### THE EXERCISE
Select, from the data, each line where "Relative" occurs.
▼▼▼
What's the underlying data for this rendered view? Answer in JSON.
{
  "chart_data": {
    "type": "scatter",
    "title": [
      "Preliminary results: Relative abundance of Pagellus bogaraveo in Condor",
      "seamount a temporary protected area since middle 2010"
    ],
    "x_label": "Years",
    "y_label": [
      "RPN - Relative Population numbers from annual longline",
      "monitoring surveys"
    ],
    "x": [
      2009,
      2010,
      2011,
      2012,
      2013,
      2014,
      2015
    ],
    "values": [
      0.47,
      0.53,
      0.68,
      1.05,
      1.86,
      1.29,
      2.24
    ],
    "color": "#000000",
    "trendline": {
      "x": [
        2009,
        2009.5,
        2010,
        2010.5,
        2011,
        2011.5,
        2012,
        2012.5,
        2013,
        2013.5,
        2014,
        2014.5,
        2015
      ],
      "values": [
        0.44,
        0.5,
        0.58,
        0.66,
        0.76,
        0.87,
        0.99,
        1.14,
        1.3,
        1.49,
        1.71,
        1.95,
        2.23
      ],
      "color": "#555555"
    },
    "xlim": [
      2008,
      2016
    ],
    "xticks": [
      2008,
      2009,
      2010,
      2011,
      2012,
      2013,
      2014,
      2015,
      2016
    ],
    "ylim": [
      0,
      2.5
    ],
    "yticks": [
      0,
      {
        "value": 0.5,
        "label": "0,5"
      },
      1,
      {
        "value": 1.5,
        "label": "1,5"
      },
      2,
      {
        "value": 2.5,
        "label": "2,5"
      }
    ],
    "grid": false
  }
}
▲▲▲
### FULL OUTPUT
      "Preliminary results: Relative abundance of Pagellus bogaraveo in Condor",
      "RPN - Relative Population numbers from annual longline",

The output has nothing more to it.